▶ [TASK DIRECTIONS]: From the listing below, extract every line containing "text".

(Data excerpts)
━━━━

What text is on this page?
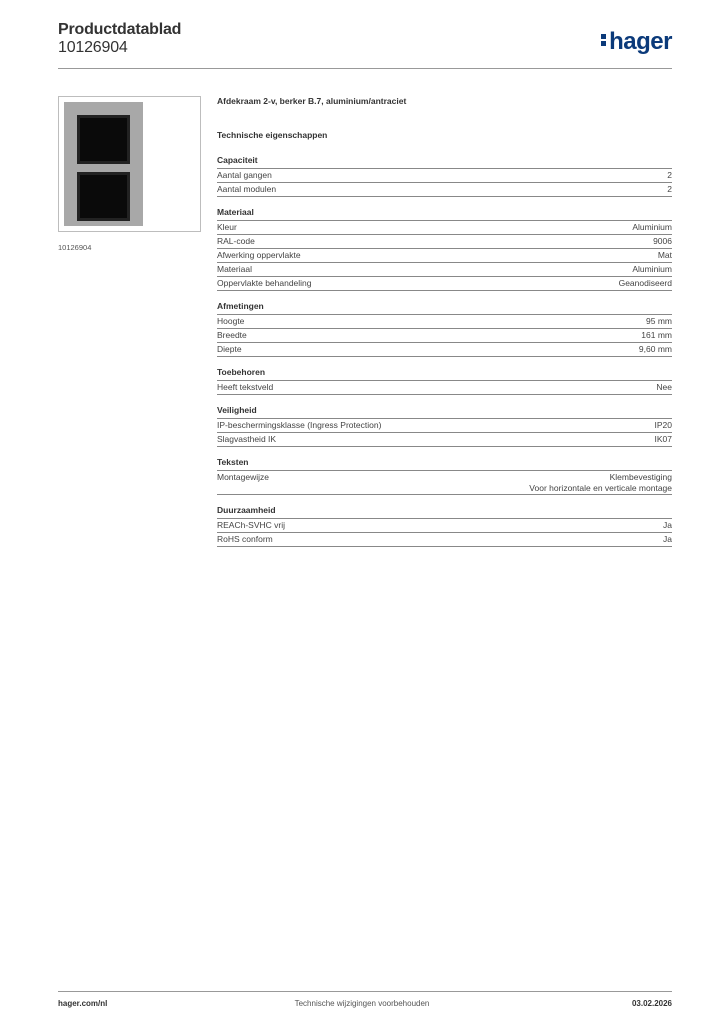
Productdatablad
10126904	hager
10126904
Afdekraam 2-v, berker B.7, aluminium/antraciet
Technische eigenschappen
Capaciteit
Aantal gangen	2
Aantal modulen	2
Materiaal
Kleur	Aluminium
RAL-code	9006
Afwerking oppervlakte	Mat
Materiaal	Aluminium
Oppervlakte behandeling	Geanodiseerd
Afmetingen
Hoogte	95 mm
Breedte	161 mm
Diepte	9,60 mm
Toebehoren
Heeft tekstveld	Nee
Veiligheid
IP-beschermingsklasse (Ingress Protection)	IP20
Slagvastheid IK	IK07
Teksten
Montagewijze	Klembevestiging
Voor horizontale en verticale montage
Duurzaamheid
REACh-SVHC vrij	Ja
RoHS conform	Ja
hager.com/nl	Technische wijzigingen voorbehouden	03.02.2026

━━━━

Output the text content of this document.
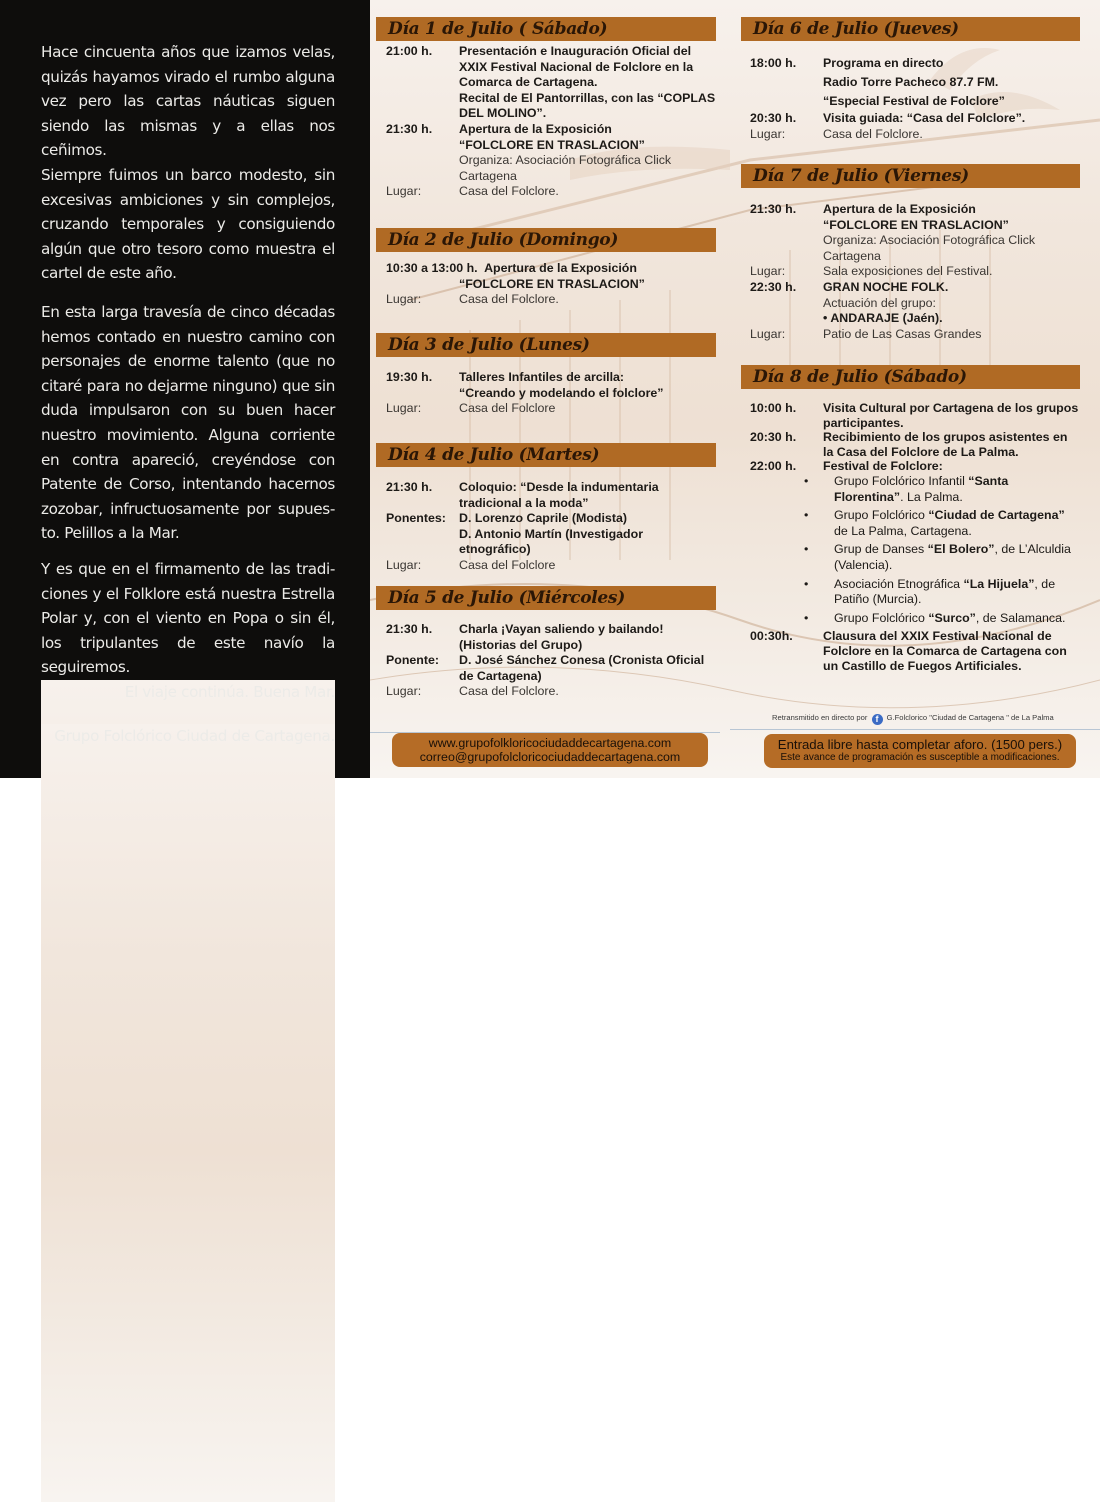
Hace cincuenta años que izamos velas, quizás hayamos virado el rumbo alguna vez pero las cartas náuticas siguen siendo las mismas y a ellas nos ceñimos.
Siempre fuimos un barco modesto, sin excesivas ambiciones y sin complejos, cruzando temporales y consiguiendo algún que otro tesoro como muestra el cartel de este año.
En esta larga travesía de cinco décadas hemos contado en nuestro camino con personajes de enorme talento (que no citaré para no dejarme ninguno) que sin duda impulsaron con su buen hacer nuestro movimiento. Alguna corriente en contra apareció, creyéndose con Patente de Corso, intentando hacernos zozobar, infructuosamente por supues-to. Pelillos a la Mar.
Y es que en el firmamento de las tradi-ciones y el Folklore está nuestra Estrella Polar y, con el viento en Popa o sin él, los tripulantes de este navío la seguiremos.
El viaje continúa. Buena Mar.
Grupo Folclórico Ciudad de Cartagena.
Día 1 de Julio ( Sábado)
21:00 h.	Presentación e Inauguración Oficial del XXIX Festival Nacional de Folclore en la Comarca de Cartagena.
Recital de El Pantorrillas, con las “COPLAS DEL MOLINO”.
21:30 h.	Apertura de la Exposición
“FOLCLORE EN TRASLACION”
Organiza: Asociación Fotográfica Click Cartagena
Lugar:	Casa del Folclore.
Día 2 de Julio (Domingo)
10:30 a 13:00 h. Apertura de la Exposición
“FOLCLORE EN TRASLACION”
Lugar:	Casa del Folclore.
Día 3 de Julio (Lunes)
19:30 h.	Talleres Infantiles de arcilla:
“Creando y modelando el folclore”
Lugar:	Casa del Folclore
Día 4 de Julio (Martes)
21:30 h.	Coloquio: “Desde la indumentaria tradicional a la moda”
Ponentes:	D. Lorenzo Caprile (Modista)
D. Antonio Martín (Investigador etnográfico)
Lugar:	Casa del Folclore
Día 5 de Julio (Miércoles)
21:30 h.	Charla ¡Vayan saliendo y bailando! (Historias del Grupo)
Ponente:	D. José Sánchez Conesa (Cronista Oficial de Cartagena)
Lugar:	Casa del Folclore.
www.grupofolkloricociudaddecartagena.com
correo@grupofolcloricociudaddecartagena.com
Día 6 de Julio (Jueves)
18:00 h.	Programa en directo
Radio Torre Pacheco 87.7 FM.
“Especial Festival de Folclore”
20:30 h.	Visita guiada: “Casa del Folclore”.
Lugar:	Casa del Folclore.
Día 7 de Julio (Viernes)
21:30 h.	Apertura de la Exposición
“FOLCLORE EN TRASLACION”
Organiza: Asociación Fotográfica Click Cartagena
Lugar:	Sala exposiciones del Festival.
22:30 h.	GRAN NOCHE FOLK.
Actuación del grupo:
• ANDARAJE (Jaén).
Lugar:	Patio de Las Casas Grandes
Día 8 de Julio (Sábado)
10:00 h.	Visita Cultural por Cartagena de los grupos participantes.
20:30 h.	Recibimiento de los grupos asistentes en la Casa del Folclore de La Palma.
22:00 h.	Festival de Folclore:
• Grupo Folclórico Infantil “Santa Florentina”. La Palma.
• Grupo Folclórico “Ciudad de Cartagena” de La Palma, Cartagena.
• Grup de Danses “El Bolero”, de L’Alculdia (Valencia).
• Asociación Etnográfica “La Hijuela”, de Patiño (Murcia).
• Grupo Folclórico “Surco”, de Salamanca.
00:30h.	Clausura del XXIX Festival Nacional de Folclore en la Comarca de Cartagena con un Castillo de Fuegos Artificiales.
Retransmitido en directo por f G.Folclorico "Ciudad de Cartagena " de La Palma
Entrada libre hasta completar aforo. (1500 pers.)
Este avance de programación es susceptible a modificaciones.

━━━━

▶ [FULL ANSWER]:
What text is on this page?
Output the text content of this document.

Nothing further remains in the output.